**TASK**. Copy every line from the material below that holds "level".
───── DATA LISTING ─────
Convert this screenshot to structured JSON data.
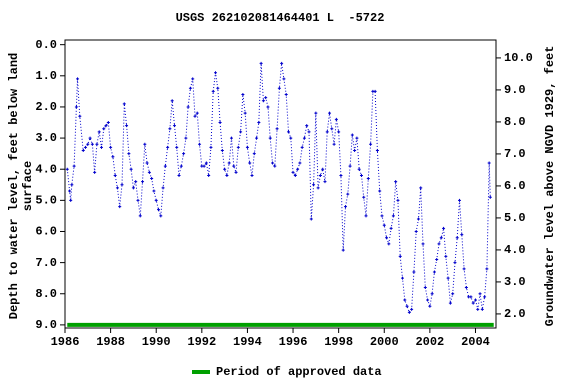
{
  "chart_data": {
    "type": "line",
    "title": "USGS 262102081464401 L  -5722",
    "y_label": [
      "Depth to water level, feet below land",
      "surface"
    ],
    "y2_label": "Groundwater level above NGVD 1929, feet",
    "xlim": [
      1986,
      2004.9
    ],
    "xticks": [
      1986,
      1988,
      1990,
      1992,
      1994,
      1996,
      1998,
      2000,
      2002,
      2004
    ],
    "ylim": [
      -0.15,
      9.1
    ],
    "y_inverted": true,
    "yticks": [
      {
        "value": 0,
        "label": "0.0"
      },
      {
        "value": 1,
        "label": "1.0"
      },
      {
        "value": 2,
        "label": "2.0"
      },
      {
        "value": 3,
        "label": "3.0"
      },
      {
        "value": 4,
        "label": "4.0"
      },
      {
        "value": 5,
        "label": "5.0"
      },
      {
        "value": 6,
        "label": "6.0"
      },
      {
        "value": 7,
        "label": "7.0"
      },
      {
        "value": 8,
        "label": "8.0"
      },
      {
        "value": 9,
        "label": "9.0"
      }
    ],
    "y2lim": [
      1.56,
      10.56
    ],
    "y2ticks": [
      {
        "value": 2,
        "label": "2.0"
      },
      {
        "value": 3,
        "label": "3.0"
      },
      {
        "value": 4,
        "label": "4.0"
      },
      {
        "value": 5,
        "label": "5.0"
      },
      {
        "value": 6,
        "label": "6.0"
      },
      {
        "value": 7,
        "label": "7.0"
      },
      {
        "value": 8,
        "label": "8.0"
      },
      {
        "value": 9,
        "label": "9.0"
      },
      {
        "value": 10,
        "label": "10.0"
      }
    ],
    "series": [
      {
        "color": "#0000cc",
        "x": [
          1986.1,
          1986.2,
          1986.25,
          1986.3,
          1986.4,
          1986.5,
          1986.55,
          1986.65,
          1986.8,
          1986.9,
          1987.0,
          1987.1,
          1987.2,
          1987.3,
          1987.4,
          1987.5,
          1987.6,
          1987.7,
          1987.8,
          1987.9,
          1988.0,
          1988.1,
          1988.2,
          1988.3,
          1988.4,
          1988.5,
          1988.6,
          1988.7,
          1988.8,
          1988.9,
          1989.0,
          1989.1,
          1989.2,
          1989.3,
          1989.4,
          1989.5,
          1989.6,
          1989.7,
          1989.8,
          1989.9,
          1990.0,
          1990.1,
          1990.2,
          1990.3,
          1990.4,
          1990.5,
          1990.6,
          1990.7,
          1990.8,
          1990.9,
          1991.0,
          1991.1,
          1991.2,
          1991.3,
          1991.4,
          1991.5,
          1991.6,
          1991.7,
          1991.8,
          1991.9,
          1992.0,
          1992.1,
          1992.2,
          1992.3,
          1992.4,
          1992.5,
          1992.6,
          1992.7,
          1992.8,
          1992.9,
          1993.0,
          1993.1,
          1993.2,
          1993.3,
          1993.4,
          1993.5,
          1993.6,
          1993.7,
          1993.8,
          1993.9,
          1994.0,
          1994.1,
          1994.2,
          1994.3,
          1994.4,
          1994.5,
          1994.6,
          1994.7,
          1994.8,
          1994.9,
          1995.0,
          1995.1,
          1995.2,
          1995.3,
          1995.4,
          1995.5,
          1995.6,
          1995.7,
          1995.8,
          1995.9,
          1996.0,
          1996.1,
          1996.2,
          1996.3,
          1996.4,
          1996.5,
          1996.6,
          1996.7,
          1996.8,
          1996.9,
          1997.0,
          1997.1,
          1997.2,
          1997.3,
          1997.4,
          1997.5,
          1997.6,
          1997.7,
          1997.8,
          1997.9,
          1998.0,
          1998.1,
          1998.2,
          1998.3,
          1998.4,
          1998.5,
          1998.6,
          1998.7,
          1998.8,
          1998.9,
          1999.0,
          1999.1,
          1999.2,
          1999.3,
          1999.4,
          1999.5,
          1999.6,
          1999.7,
          1999.8,
          1999.9,
          2000.0,
          2000.1,
          2000.2,
          2000.3,
          2000.4,
          2000.5,
          2000.6,
          2000.7,
          2000.8,
          2000.9,
          2001.0,
          2001.1,
          2001.2,
          2001.3,
          2001.4,
          2001.5,
          2001.6,
          2001.7,
          2001.8,
          2001.9,
          2002.0,
          2002.1,
          2002.2,
          2002.3,
          2002.4,
          2002.5,
          2002.6,
          2002.7,
          2002.8,
          2002.9,
          2003.0,
          2003.1,
          2003.2,
          2003.3,
          2003.4,
          2003.5,
          2003.6,
          2003.7,
          2003.8,
          2003.9,
          2004.0,
          2004.1,
          2004.2,
          2004.3,
          2004.4,
          2004.5,
          2004.6,
          2004.65
        ],
        "values": [
          4.0,
          4.7,
          5.0,
          4.5,
          3.9,
          2.0,
          1.1,
          2.3,
          3.4,
          3.3,
          3.2,
          3.0,
          3.2,
          4.1,
          3.2,
          2.8,
          3.3,
          2.7,
          2.6,
          2.5,
          3.3,
          3.6,
          4.2,
          4.6,
          5.2,
          4.5,
          1.9,
          2.6,
          3.5,
          4.0,
          4.6,
          4.4,
          5.0,
          5.5,
          4.4,
          3.2,
          3.8,
          4.1,
          4.3,
          4.7,
          5.0,
          5.3,
          5.5,
          4.6,
          3.9,
          3.3,
          2.7,
          1.8,
          2.6,
          3.3,
          4.2,
          3.9,
          3.5,
          3.0,
          2.0,
          1.4,
          1.1,
          2.3,
          2.2,
          3.2,
          3.9,
          3.9,
          3.8,
          4.2,
          3.3,
          1.5,
          0.9,
          1.4,
          2.5,
          3.4,
          4.0,
          4.2,
          3.8,
          3.0,
          3.9,
          4.1,
          3.3,
          2.8,
          1.6,
          2.2,
          3.3,
          3.8,
          4.2,
          3.5,
          3.0,
          2.5,
          0.6,
          1.8,
          1.7,
          2.0,
          3.0,
          3.8,
          3.9,
          2.7,
          1.4,
          0.6,
          1.1,
          1.6,
          2.8,
          3.0,
          4.1,
          4.2,
          4.0,
          3.8,
          3.3,
          3.0,
          2.6,
          2.8,
          5.6,
          4.5,
          2.2,
          4.6,
          4.2,
          4.0,
          4.4,
          2.8,
          2.2,
          2.7,
          3.2,
          2.4,
          2.8,
          4.2,
          6.6,
          5.2,
          4.8,
          3.9,
          2.9,
          3.4,
          3.0,
          4.0,
          4.2,
          4.9,
          5.5,
          4.3,
          3.2,
          1.5,
          1.5,
          3.4,
          4.7,
          5.5,
          5.8,
          6.2,
          6.4,
          5.9,
          5.5,
          4.4,
          5.0,
          6.8,
          7.5,
          8.2,
          8.4,
          8.6,
          8.5,
          7.3,
          6.0,
          5.6,
          4.6,
          6.4,
          7.8,
          8.2,
          8.4,
          8.0,
          7.3,
          6.9,
          6.4,
          6.2,
          5.9,
          6.8,
          7.5,
          8.3,
          8.0,
          7.0,
          6.2,
          5.0,
          6.1,
          7.2,
          7.8,
          8.1,
          8.1,
          8.3,
          8.2,
          8.5,
          8.0,
          8.5,
          8.1,
          7.2,
          3.8,
          4.9
        ]
      }
    ],
    "approved_period": {
      "name": "Period of approved data",
      "color": "#00a000",
      "start": 1986.1,
      "end": 2004.8,
      "depth": 9.0
    }
  }
}
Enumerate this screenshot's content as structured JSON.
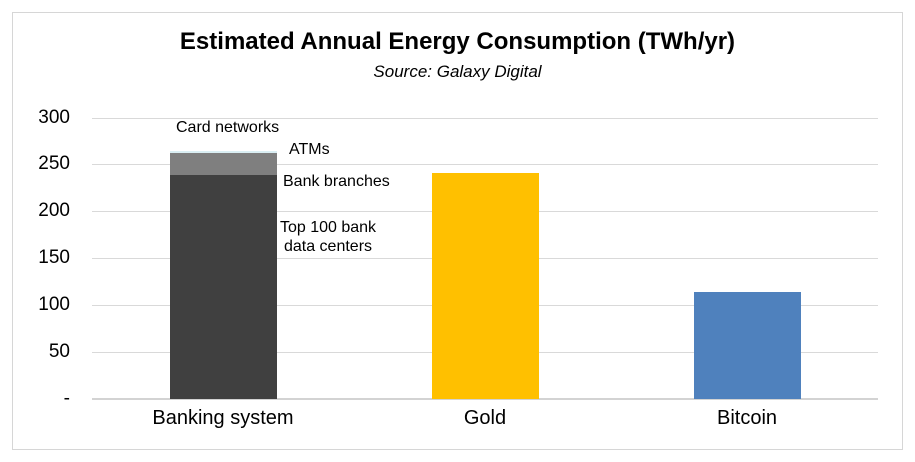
{
  "chart_data": {
    "type": "bar",
    "title": "Estimated Annual Energy Consumption (TWh/yr)",
    "subtitle": "Source: Galaxy Digital",
    "xlabel": "",
    "ylabel": "",
    "ylim": [
      0,
      300
    ],
    "grid": true,
    "legend": "none",
    "yticks": [
      {
        "label": "300",
        "value": 300
      },
      {
        "label": "250",
        "value": 250
      },
      {
        "label": "200",
        "value": 200
      },
      {
        "label": "150",
        "value": 150
      },
      {
        "label": "100",
        "value": 100
      },
      {
        "label": "50",
        "value": 50
      },
      {
        "label": "-",
        "value": 0
      }
    ],
    "categories": [
      "Banking system",
      "Gold",
      "Bitcoin"
    ],
    "bars": [
      {
        "category": "Banking system",
        "total": 264,
        "segments": [
          {
            "label": "Top 100 bank data centers",
            "value": 239,
            "color": "#404040"
          },
          {
            "label": "Bank branches",
            "value": 20,
            "color": "#7f7f7f"
          },
          {
            "label": "ATMs",
            "value": 3,
            "color": "#7f7f7f"
          },
          {
            "label": "Card networks",
            "value": 2,
            "color": "#daeef3"
          }
        ]
      },
      {
        "category": "Gold",
        "total": 241,
        "segments": [
          {
            "label": "Gold",
            "value": 241,
            "color": "#ffc000"
          }
        ]
      },
      {
        "category": "Bitcoin",
        "total": 114,
        "segments": [
          {
            "label": "Bitcoin",
            "value": 114,
            "color": "#4f81bd"
          }
        ]
      }
    ],
    "annotations": [
      {
        "text": "Card networks"
      },
      {
        "text": "ATMs"
      },
      {
        "text": "Bank branches"
      },
      {
        "text": "Top 100 bank\ndata centers"
      }
    ],
    "colors": {
      "grid": "#d9d9d9",
      "axis_line": "#d3d3d3",
      "frame_border": "#d6d6d6",
      "text": "#000000",
      "banking_dark": "#404040",
      "banking_gray": "#7f7f7f",
      "banking_card_networks": "#daeef3",
      "gold": "#ffc000",
      "bitcoin": "#4f81bd"
    }
  }
}
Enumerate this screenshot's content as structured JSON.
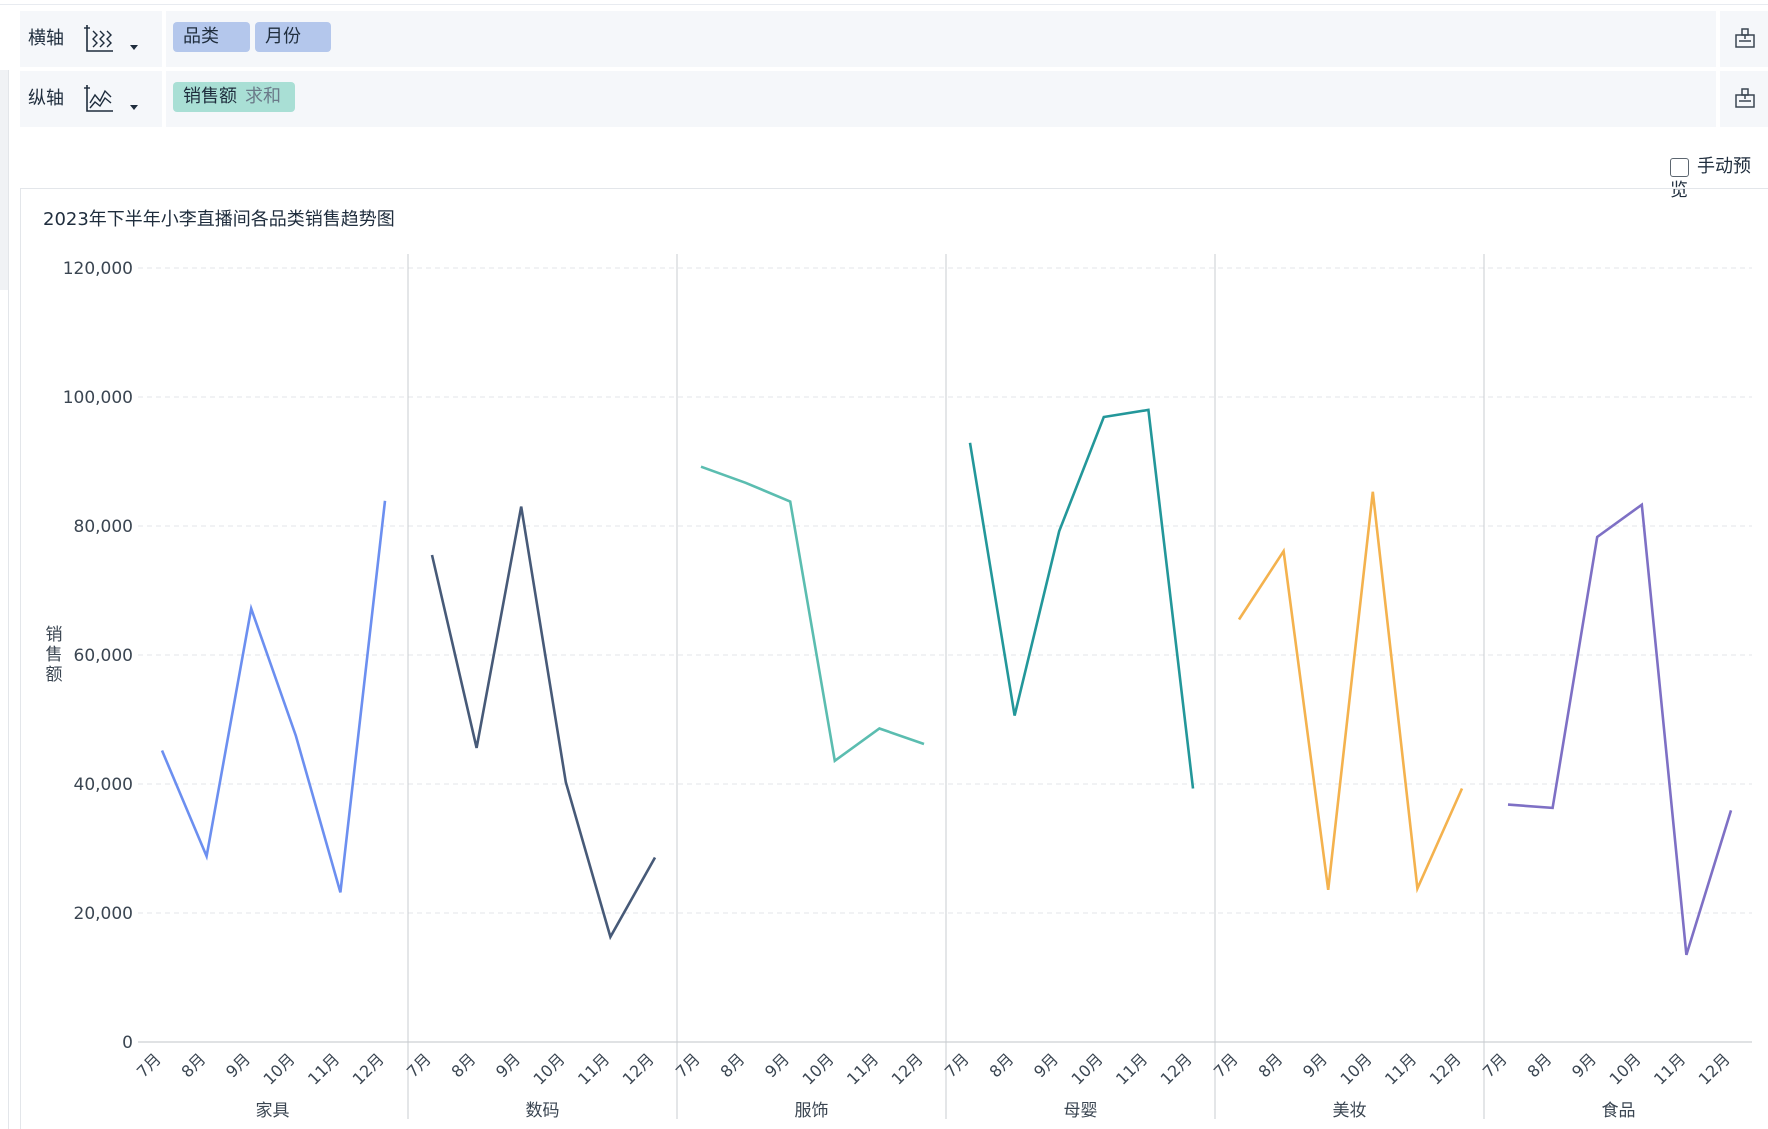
{
  "shelves": {
    "x_axis": {
      "label": "横轴",
      "icon": "dimension-axis-icon",
      "pills": [
        {
          "label": "品类"
        },
        {
          "label": "月份"
        }
      ]
    },
    "y_axis": {
      "label": "纵轴",
      "icon": "measure-axis-icon",
      "pills": [
        {
          "label": "销售额",
          "aggregation": "求和"
        }
      ]
    }
  },
  "manual_preview": {
    "label": "手动预览",
    "checked": false
  },
  "chart_data": {
    "type": "line",
    "title": "2023年下半年小李直播间各品类销售趋势图",
    "xlabel": "",
    "ylabel": "销售额",
    "ylim": [
      0,
      120000
    ],
    "y_ticks": [
      "0",
      "20,000",
      "40,000",
      "60,000",
      "80,000",
      "100,000",
      "120,000"
    ],
    "y_tick_values": [
      0,
      20000,
      40000,
      60000,
      80000,
      100000,
      120000
    ],
    "months": [
      "7月",
      "8月",
      "9月",
      "10月",
      "11月",
      "12月"
    ],
    "grid": true,
    "panels": [
      {
        "category": "家具",
        "color": "#6c8ff0",
        "values": [
          45200,
          28800,
          67200,
          47500,
          23200,
          83900
        ]
      },
      {
        "category": "数码",
        "color": "#475a78",
        "values": [
          75500,
          45600,
          83000,
          40300,
          16300,
          28600
        ]
      },
      {
        "category": "服饰",
        "color": "#5bbdb0",
        "values": [
          89200,
          86700,
          83800,
          43600,
          48600,
          46200
        ]
      },
      {
        "category": "母婴",
        "color": "#23979a",
        "values": [
          92900,
          50600,
          79200,
          96900,
          98000,
          39300
        ]
      },
      {
        "category": "美妆",
        "color": "#f4b24e",
        "values": [
          65500,
          76100,
          23600,
          85300,
          23800,
          39300
        ]
      },
      {
        "category": "食品",
        "color": "#7e70c5",
        "values": [
          36800,
          36300,
          78300,
          83300,
          13500,
          35900
        ]
      }
    ]
  }
}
─────
**ANSWER IN FULL**.
      "Depth to water level, feet below land",
    "y2_label": "Groundwater level above NGVD 1929, feet",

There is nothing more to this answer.